:: EXERCISE DATA

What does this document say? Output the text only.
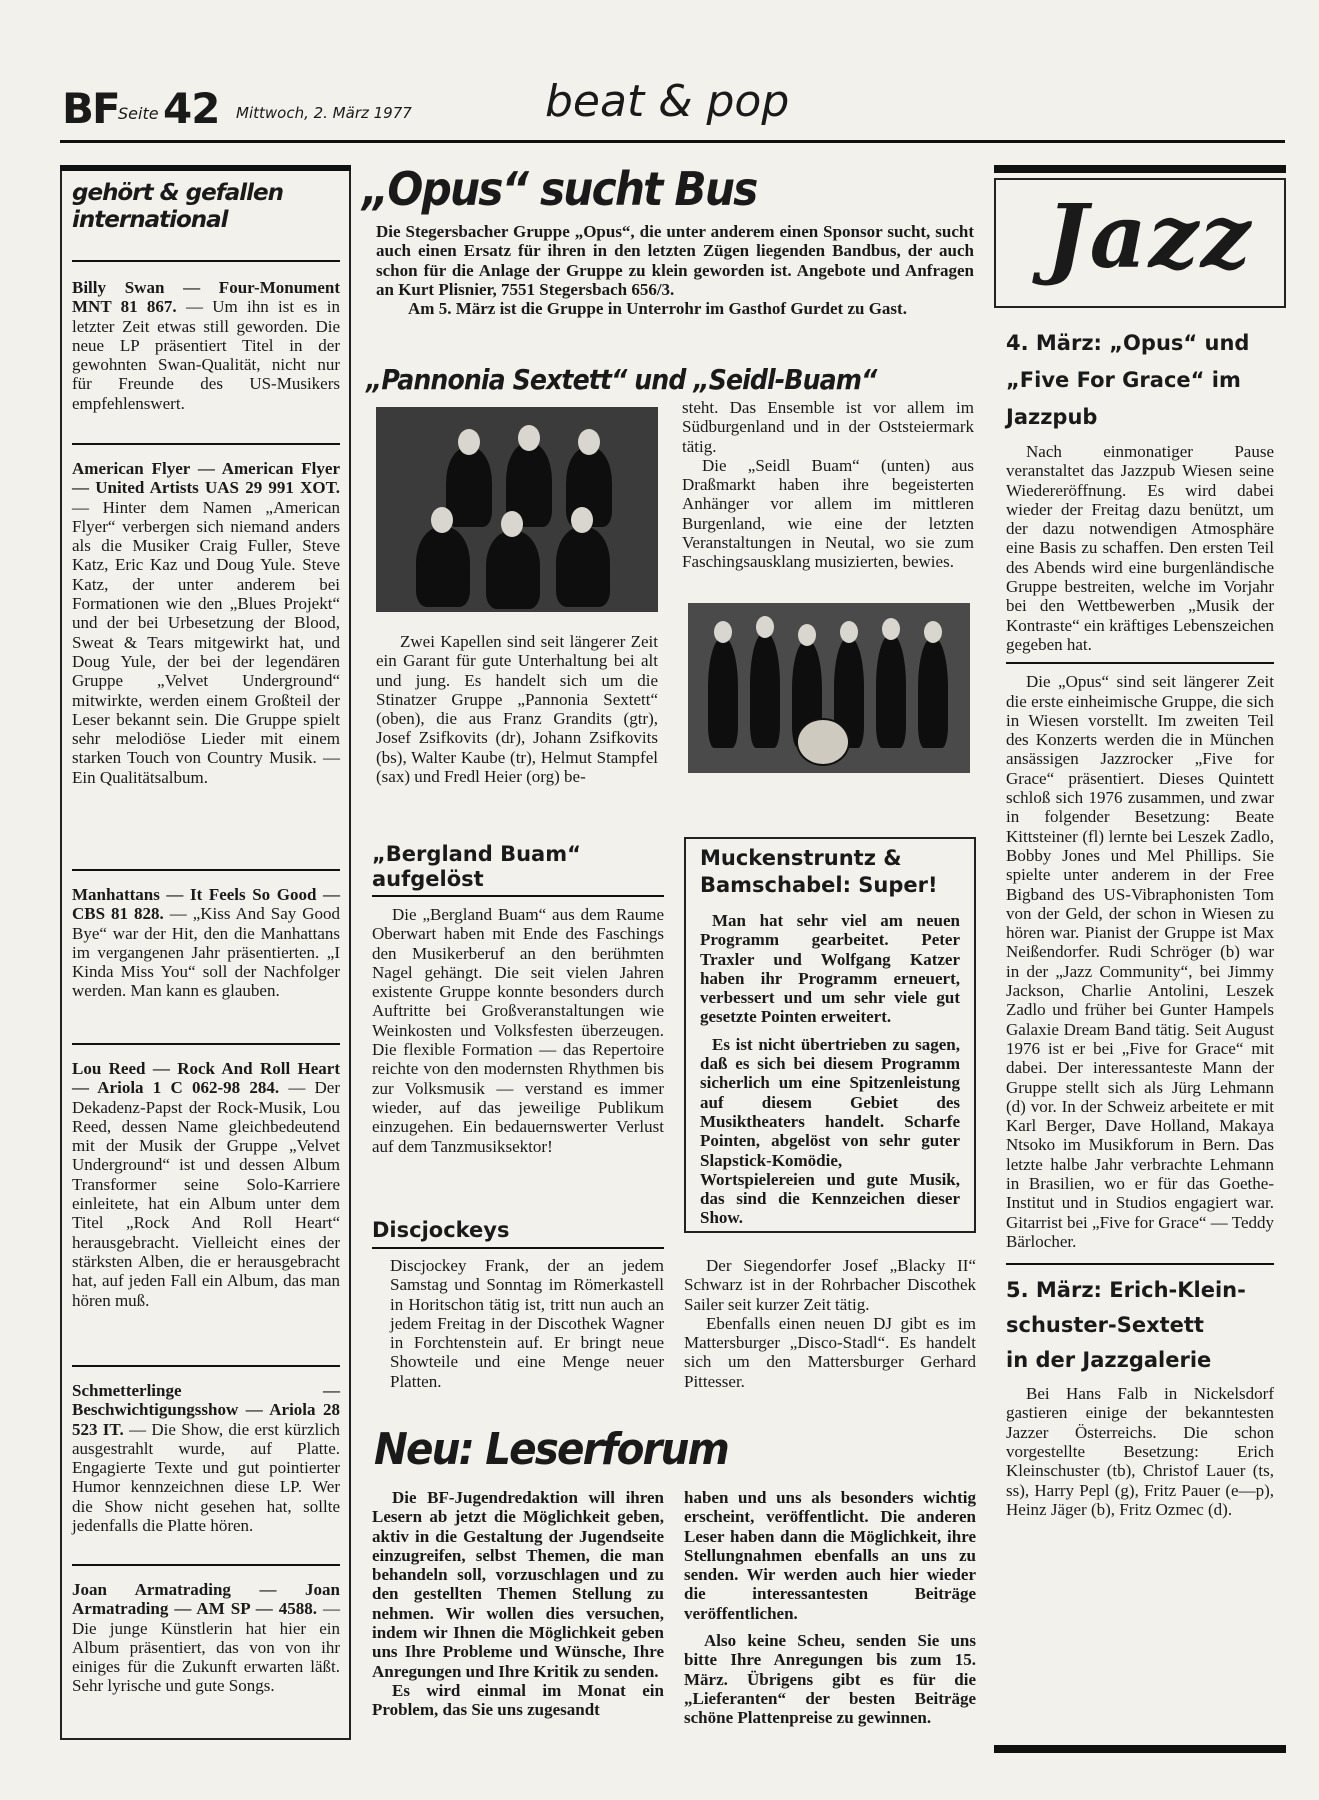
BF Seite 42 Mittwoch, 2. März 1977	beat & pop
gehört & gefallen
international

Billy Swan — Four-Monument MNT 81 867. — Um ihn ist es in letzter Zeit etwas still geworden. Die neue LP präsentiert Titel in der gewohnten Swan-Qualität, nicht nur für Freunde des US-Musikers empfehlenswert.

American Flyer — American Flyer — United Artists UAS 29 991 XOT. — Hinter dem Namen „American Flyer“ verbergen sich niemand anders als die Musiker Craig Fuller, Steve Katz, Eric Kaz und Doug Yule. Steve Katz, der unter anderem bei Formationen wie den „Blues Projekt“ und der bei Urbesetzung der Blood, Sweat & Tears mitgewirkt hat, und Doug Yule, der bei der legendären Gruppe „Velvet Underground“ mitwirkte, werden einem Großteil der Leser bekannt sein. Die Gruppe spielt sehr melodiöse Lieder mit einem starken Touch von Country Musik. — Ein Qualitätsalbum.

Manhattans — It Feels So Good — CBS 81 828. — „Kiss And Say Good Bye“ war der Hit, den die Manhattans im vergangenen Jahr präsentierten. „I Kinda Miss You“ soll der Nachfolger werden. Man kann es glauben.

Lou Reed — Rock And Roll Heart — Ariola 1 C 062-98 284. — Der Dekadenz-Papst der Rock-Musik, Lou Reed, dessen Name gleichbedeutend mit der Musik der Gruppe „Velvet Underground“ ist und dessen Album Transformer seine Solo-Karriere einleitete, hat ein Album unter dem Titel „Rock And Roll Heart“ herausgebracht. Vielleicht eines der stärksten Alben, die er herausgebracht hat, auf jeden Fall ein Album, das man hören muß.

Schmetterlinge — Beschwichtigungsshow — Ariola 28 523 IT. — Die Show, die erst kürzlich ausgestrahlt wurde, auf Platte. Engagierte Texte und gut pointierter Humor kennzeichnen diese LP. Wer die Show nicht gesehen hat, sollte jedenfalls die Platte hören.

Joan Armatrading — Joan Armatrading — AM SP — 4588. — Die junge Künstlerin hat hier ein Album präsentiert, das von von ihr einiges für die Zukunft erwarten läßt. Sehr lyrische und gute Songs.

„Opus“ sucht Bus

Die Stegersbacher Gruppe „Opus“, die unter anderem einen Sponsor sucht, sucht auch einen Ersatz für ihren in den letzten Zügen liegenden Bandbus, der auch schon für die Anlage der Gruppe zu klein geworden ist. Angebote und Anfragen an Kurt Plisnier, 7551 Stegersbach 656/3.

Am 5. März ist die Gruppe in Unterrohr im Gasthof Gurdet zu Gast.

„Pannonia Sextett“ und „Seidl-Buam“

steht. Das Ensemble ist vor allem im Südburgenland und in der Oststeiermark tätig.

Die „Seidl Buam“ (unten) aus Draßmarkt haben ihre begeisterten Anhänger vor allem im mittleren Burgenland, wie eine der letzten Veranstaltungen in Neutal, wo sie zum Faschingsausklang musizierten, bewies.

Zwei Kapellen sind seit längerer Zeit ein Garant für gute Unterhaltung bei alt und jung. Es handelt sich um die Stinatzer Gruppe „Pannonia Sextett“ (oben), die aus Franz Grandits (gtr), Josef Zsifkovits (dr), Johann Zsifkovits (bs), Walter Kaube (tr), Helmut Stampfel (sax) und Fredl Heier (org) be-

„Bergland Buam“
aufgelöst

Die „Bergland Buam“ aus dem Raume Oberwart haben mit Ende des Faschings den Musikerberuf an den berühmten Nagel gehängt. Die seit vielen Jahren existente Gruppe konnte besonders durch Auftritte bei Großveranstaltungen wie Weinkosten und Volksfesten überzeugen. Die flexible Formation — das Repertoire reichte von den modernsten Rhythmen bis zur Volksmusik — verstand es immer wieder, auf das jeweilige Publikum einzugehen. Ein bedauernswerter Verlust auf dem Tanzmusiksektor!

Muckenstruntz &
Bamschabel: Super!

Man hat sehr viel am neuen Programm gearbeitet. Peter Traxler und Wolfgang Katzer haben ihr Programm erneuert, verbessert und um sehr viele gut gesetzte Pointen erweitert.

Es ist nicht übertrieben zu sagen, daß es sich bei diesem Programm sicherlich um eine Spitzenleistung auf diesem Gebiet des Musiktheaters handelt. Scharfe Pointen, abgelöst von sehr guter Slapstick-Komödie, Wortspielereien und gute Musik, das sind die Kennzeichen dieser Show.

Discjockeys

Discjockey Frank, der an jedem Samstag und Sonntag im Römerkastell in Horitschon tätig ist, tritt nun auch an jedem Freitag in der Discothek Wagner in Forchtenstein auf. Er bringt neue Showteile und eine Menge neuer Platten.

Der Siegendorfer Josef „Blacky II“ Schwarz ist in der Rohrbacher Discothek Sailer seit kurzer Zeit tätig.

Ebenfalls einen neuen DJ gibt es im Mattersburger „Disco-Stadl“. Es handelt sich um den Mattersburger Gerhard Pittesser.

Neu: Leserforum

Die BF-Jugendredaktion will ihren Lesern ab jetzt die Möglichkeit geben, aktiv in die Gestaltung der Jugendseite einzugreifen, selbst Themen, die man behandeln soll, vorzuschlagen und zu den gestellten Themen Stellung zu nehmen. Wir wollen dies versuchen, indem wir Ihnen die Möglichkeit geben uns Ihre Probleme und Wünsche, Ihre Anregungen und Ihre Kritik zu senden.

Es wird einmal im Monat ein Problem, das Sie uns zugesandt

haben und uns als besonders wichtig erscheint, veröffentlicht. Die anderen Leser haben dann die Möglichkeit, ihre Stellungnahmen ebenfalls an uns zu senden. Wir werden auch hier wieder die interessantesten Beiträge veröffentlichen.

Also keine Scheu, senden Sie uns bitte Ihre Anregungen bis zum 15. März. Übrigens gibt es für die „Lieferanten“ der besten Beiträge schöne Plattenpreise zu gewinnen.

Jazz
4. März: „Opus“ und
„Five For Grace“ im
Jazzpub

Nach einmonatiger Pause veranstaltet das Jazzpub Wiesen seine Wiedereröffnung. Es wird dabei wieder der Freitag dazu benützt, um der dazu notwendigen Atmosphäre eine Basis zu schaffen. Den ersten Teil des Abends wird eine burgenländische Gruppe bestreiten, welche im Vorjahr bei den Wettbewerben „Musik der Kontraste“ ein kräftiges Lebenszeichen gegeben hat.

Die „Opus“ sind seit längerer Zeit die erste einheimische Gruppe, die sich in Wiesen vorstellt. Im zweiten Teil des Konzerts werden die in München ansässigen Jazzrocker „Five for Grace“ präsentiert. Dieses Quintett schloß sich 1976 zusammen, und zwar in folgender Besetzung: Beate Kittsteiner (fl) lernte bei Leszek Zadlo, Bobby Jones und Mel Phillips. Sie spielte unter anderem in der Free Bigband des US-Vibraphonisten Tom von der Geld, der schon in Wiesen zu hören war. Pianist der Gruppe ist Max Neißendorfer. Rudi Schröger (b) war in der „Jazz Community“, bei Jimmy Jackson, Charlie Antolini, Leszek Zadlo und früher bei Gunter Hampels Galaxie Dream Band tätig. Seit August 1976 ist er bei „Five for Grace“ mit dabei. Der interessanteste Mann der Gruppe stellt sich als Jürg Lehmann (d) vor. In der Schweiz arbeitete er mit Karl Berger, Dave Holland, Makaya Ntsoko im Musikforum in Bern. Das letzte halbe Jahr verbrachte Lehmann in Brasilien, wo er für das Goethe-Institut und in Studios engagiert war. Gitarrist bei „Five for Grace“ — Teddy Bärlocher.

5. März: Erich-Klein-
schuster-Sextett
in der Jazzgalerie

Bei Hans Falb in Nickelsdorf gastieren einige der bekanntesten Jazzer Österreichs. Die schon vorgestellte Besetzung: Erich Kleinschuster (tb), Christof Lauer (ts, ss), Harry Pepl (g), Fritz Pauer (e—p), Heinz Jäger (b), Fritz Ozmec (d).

::::
:: EXERCISE DATA

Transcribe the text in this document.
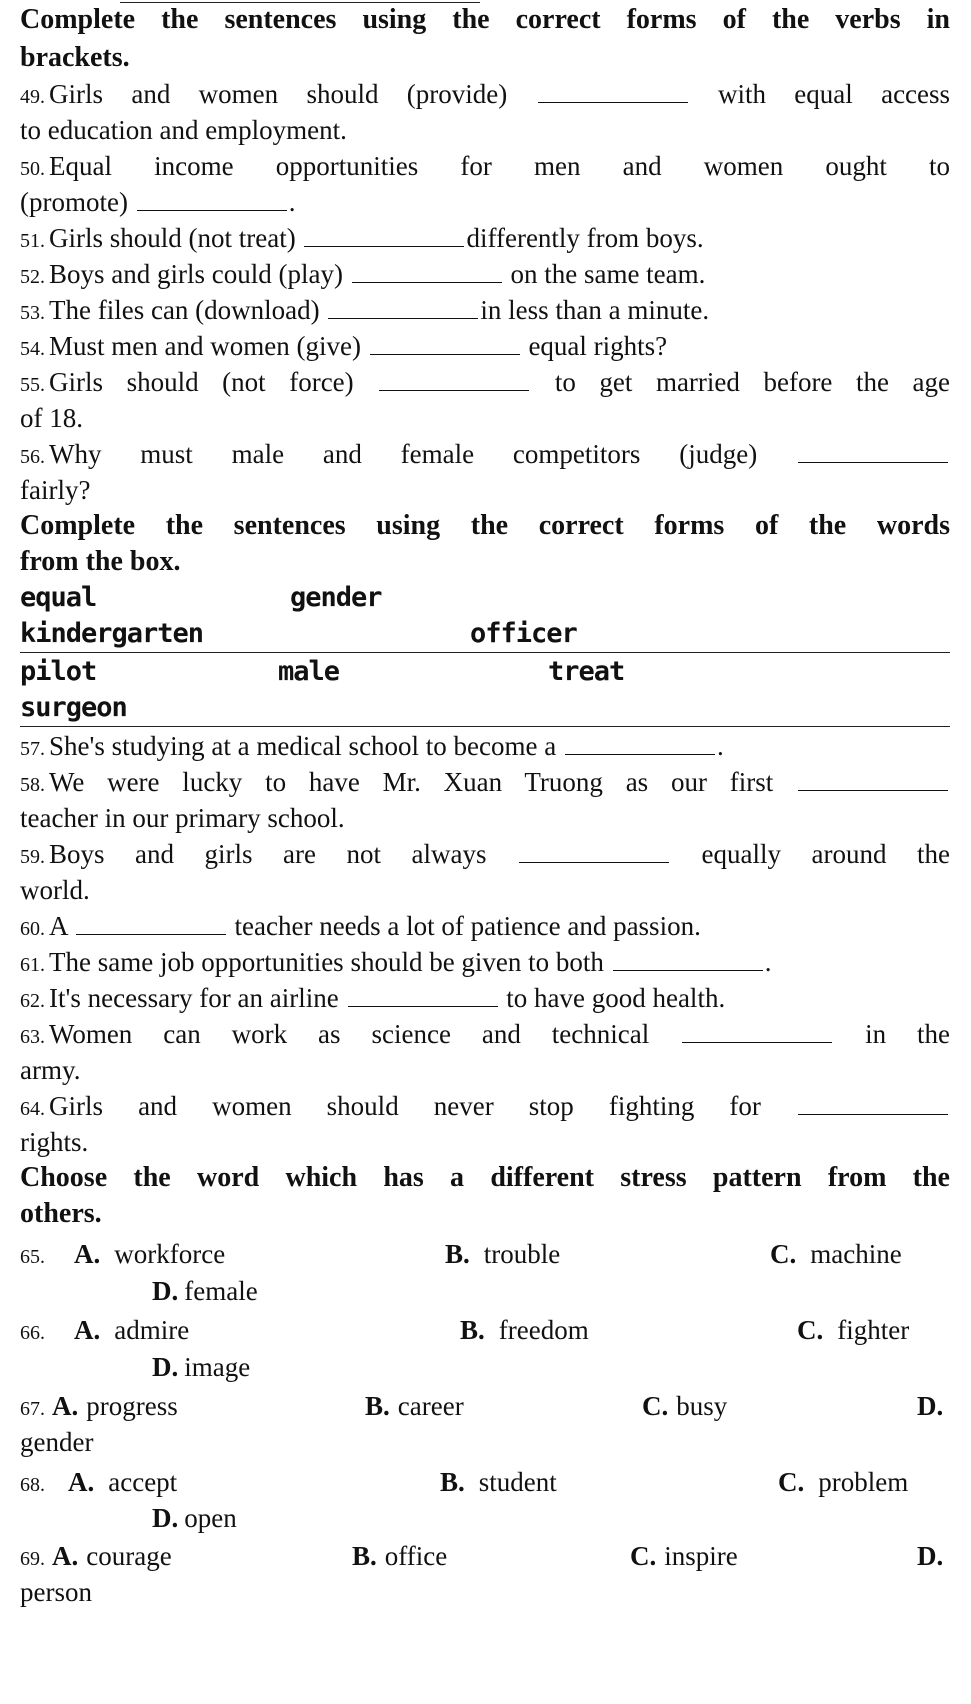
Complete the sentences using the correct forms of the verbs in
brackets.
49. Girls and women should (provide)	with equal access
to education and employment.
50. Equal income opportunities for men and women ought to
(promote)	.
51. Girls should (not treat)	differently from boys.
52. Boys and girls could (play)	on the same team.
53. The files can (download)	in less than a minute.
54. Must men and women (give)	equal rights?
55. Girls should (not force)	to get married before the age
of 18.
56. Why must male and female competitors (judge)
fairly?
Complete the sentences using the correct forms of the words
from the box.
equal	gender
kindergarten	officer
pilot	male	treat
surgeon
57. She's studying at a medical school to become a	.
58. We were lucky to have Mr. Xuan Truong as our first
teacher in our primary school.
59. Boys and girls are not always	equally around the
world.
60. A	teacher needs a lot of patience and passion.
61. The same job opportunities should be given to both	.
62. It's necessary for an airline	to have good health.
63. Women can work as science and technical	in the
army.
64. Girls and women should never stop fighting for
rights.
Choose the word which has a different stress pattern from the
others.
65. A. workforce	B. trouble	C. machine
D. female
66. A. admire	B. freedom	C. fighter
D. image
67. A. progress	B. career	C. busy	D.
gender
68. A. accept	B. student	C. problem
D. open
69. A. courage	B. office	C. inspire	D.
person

::::
:: EXERCISE DATA

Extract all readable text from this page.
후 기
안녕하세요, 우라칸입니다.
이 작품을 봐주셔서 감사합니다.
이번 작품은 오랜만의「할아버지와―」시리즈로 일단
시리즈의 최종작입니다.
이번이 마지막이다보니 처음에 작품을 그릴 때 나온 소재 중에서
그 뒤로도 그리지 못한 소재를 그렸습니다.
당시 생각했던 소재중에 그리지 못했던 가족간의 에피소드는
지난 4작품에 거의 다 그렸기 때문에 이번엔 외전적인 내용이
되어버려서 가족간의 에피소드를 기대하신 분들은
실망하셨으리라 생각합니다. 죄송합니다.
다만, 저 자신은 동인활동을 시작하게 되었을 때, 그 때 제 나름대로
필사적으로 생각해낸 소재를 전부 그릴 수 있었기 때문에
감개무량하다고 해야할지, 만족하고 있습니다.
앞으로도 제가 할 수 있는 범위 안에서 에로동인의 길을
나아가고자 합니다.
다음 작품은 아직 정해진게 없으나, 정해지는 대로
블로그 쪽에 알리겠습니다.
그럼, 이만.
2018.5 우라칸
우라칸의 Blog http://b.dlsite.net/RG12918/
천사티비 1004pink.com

::::

◆ EXERCISE AIM: Find every line holding the word "besonders"; give their count and nothing else.

◆ ANSWER TO THE TASK: 2